(Stored items)
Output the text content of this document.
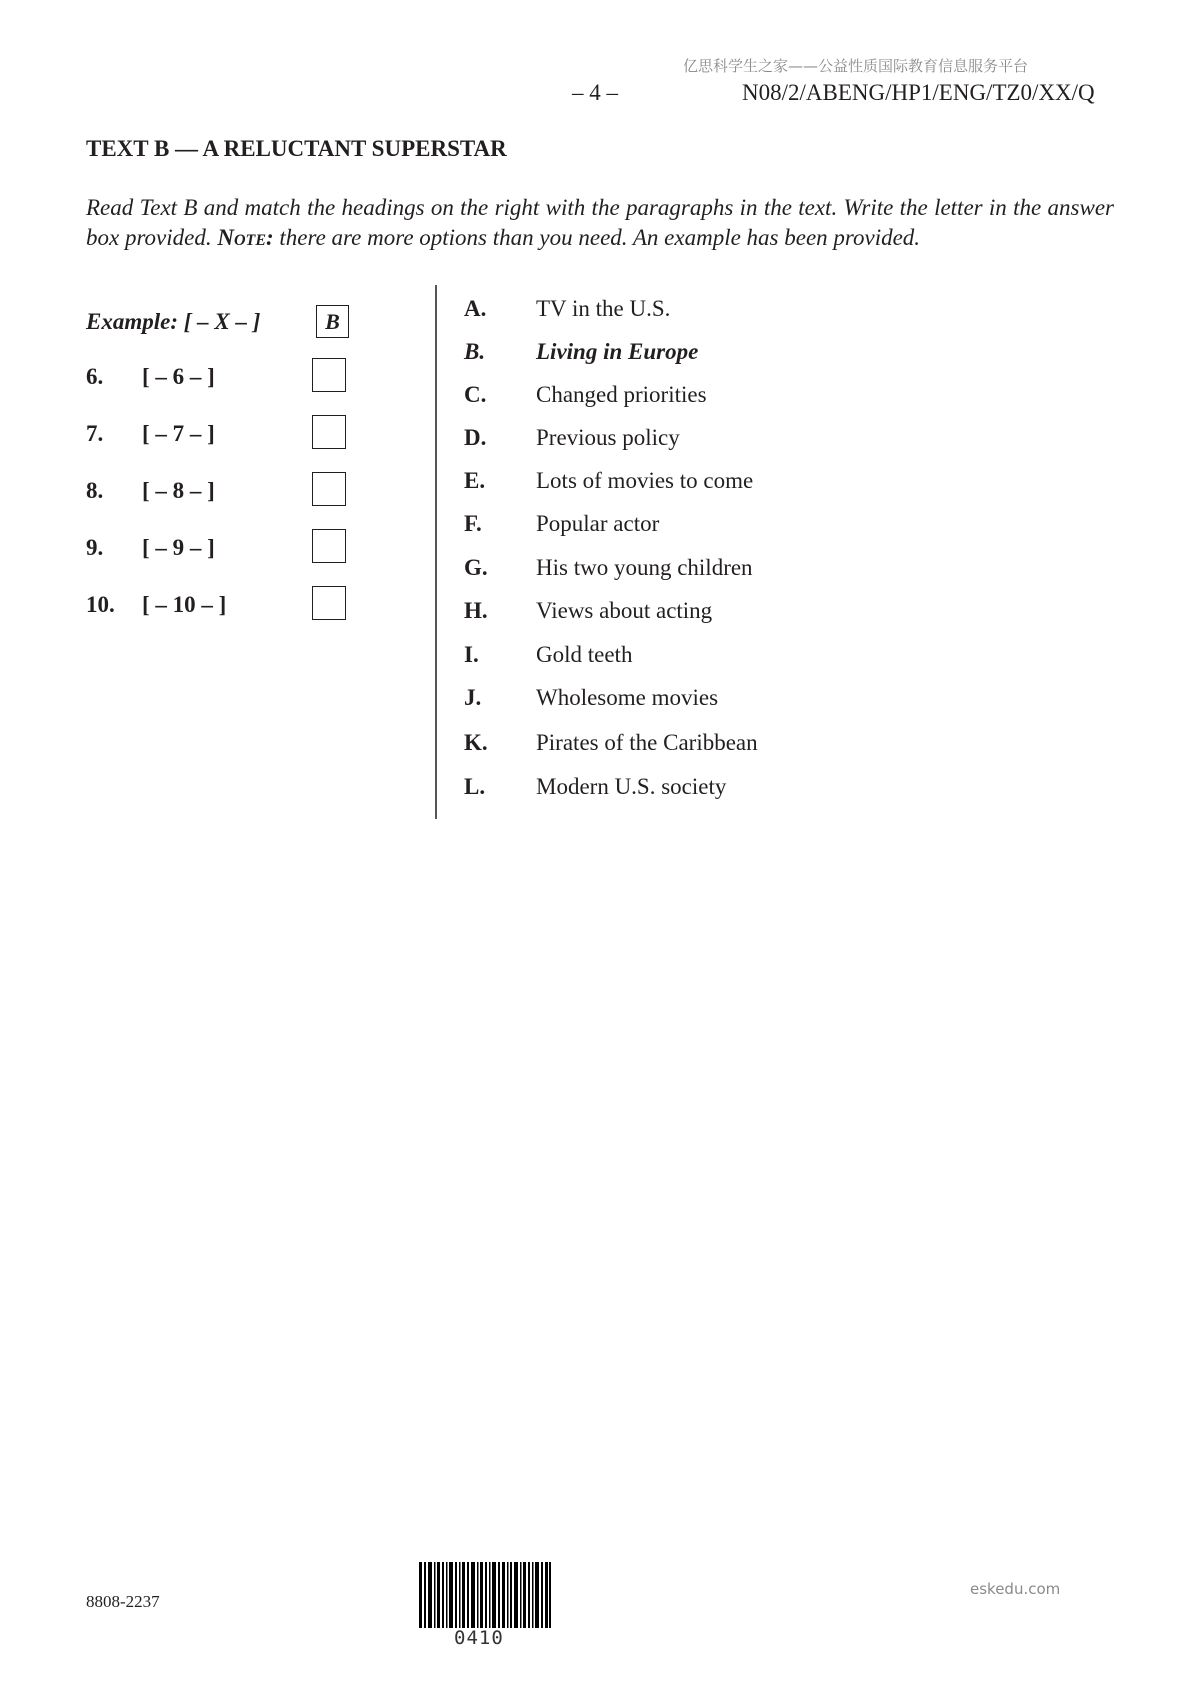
亿思科学生之家——公益性质国际教育信息服务平台
– 4 –	N08/2/ABENG/HP1/ENG/TZ0/XX/Q
TEXT B — A RELUCTANT SUPERSTAR
Read Text B and match the headings on the right with the paragraphs in the text. Write the letter in the answer box provided. Note: there are more options than you need. An example has been provided.
Example: [ – X – ]	B
6. [ – 6 – ]
7. [ – 7 – ]
8. [ – 8 – ]
9. [ – 9 – ]
10. [ – 10 – ]
A. TV in the U.S.
B. Living in Europe
C. Changed priorities
D. Previous policy
E. Lots of movies to come
F. Popular actor
G. His two young children
H. Views about acting
I. Gold teeth
J. Wholesome movies
K. Pirates of the Caribbean
L. Modern U.S. society
8808-2237
0410
eskedu.com
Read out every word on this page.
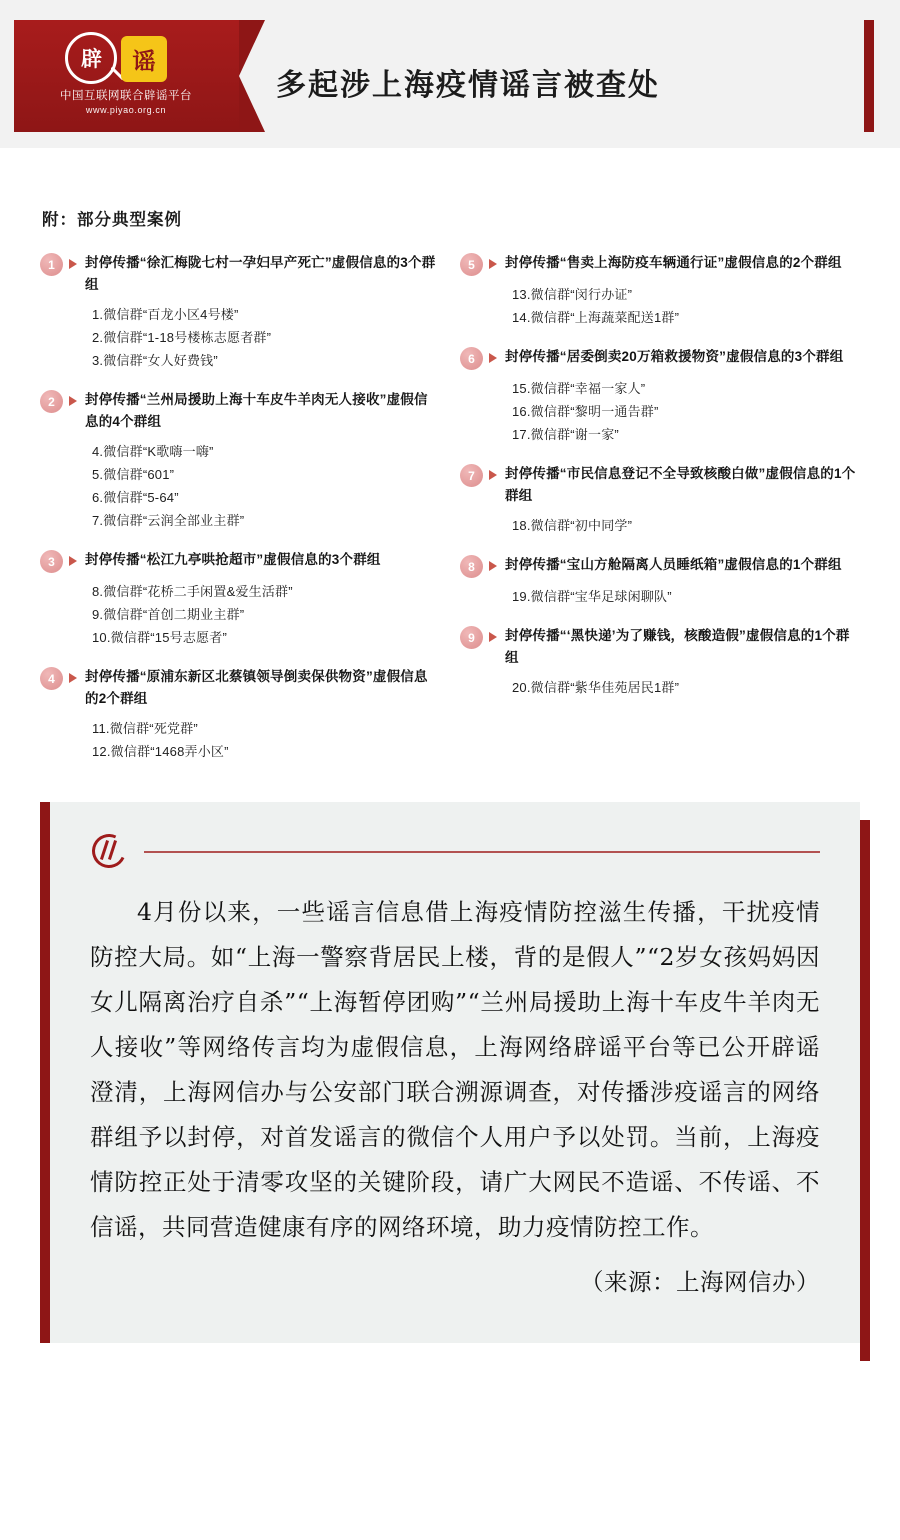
辟	谣
中国互联网联合辟谣平台
www.piyao.org.cn
多起涉上海疫情谣言被查处
附：部分典型案例
1	封停传播“徐汇梅陇七村一孕妇早产死亡”虚假信息的3个群组
1.微信群“百龙小区4号楼”
2.微信群“1-18号楼栋志愿者群”
3.微信群“女人好费钱”
2	封停传播“兰州局援助上海十车皮牛羊肉无人接收”虚假信息的4个群组
4.微信群“K歌嗨一嗨”
5.微信群“601”
6.微信群“5-64”
7.微信群“云润全部业主群”
3	封停传播“松江九亭哄抢超市”虚假信息的3个群组
8.微信群“花桥二手闲置&爱生活群”
9.微信群“首创二期业主群”
10.微信群“15号志愿者”
4	封停传播“原浦东新区北蔡镇领导倒卖保供物资”虚假信息的2个群组
11.微信群“死党群”
12.微信群“1468弄小区”
5	封停传播“售卖上海防疫车辆通行证”虚假信息的2个群组
13.微信群“闵行办证”
14.微信群“上海蔬菜配送1群”
6	封停传播“居委倒卖20万箱救援物资”虚假信息的3个群组
15.微信群“幸福一家人”
16.微信群“黎明一通告群”
17.微信群“谢一家”
7	封停传播“市民信息登记不全导致核酸白做”虚假信息的1个群组
18.微信群“初中同学”
8	封停传播“宝山方舱隔离人员睡纸箱”虚假信息的1个群组
19.微信群“宝华足球闲聊队”
9	封停传播“‘黑快递’为了赚钱，核酸造假”虚假信息的1个群组
20.微信群“紫华佳苑居民1群”
4月份以来，一些谣言信息借上海疫情防控滋生传播，干扰疫情防控大局。如“上海一警察背居民上楼，背的是假人”“2岁女孩妈妈因女儿隔离治疗自杀”“上海暂停团购”“兰州局援助上海十车皮牛羊肉无人接收”等网络传言均为虚假信息，上海网络辟谣平台等已公开辟谣澄清，上海网信办与公安部门联合溯源调查，对传播涉疫谣言的网络群组予以封停，对首发谣言的微信个人用户予以处罚。当前，上海疫情防控正处于清零攻坚的关键阶段，请广大网民不造谣、不传谣、不信谣，共同营造健康有序的网络环境，助力疫情防控工作。
（来源：上海网信办）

**Given task:**
Leave the pictures out, and transcribe each of the records exactly.

**Exercise result:**
Output the text content of this document.
亿思科学生之家——公益性质国际教育信息服务平台
– 4 –	N08/2/ABENG/HP1/ENG/TZ0/XX/Q
TEXT B — A RELUCTANT SUPERSTAR
Read Text B and match the headings on the right with the paragraphs in the text. Write the letter in the answer box provided. Note: there are more options than you need. An example has been provided.
Example: [ – X – ]	B
6. [ – 6 – ]
7. [ – 7 – ]
8. [ – 8 – ]
9. [ – 9 – ]
10. [ – 10 – ]
A. TV in the U.S.
B. Living in Europe
C. Changed priorities
D. Previous policy
E. Lots of movies to come
F. Popular actor
G. His two young children
H. Views about acting
I. Gold teeth
J. Wholesome movies
K. Pirates of the Caribbean
L. Modern U.S. society
8808-2237
0410
eskedu.com
Read out every word on this page.
辟	谣
中国互联网联合辟谣平台
www.piyao.org.cn
多起涉上海疫情谣言被查处
附：部分典型案例
1	封停传播“徐汇梅陇七村一孕妇早产死亡”虚假信息的3个群组
1.微信群“百龙小区4号楼”
2.微信群“1-18号楼栋志愿者群”
3.微信群“女人好费钱”
2	封停传播“兰州局援助上海十车皮牛羊肉无人接收”虚假信息的4个群组
4.微信群“K歌嗨一嗨”
5.微信群“601”
6.微信群“5-64”
7.微信群“云润全部业主群”
3	封停传播“松江九亭哄抢超市”虚假信息的3个群组
8.微信群“花桥二手闲置&爱生活群”
9.微信群“首创二期业主群”
10.微信群“15号志愿者”
4	封停传播“原浦东新区北蔡镇领导倒卖保供物资”虚假信息的2个群组
11.微信群“死党群”
12.微信群“1468弄小区”
5	封停传播“售卖上海防疫车辆通行证”虚假信息的2个群组
13.微信群“闵行办证”
14.微信群“上海蔬菜配送1群”
6	封停传播“居委倒卖20万箱救援物资”虚假信息的3个群组
15.微信群“幸福一家人”
16.微信群“黎明一通告群”
17.微信群“谢一家”
7	封停传播“市民信息登记不全导致核酸白做”虚假信息的1个群组
18.微信群“初中同学”
8	封停传播“宝山方舱隔离人员睡纸箱”虚假信息的1个群组
19.微信群“宝华足球闲聊队”
9	封停传播“‘黑快递’为了赚钱，核酸造假”虚假信息的1个群组
20.微信群“紫华佳苑居民1群”
4月份以来，一些谣言信息借上海疫情防控滋生传播，干扰疫情防控大局。如“上海一警察背居民上楼，背的是假人”“2岁女孩妈妈因女儿隔离治疗自杀”“上海暂停团购”“兰州局援助上海十车皮牛羊肉无人接收”等网络传言均为虚假信息，上海网络辟谣平台等已公开辟谣澄清，上海网信办与公安部门联合溯源调查，对传播涉疫谣言的网络群组予以封停，对首发谣言的微信个人用户予以处罚。当前，上海疫情防控正处于清零攻坚的关键阶段，请广大网民不造谣、不传谣、不信谣，共同营造健康有序的网络环境，助力疫情防控工作。
（来源：上海网信办）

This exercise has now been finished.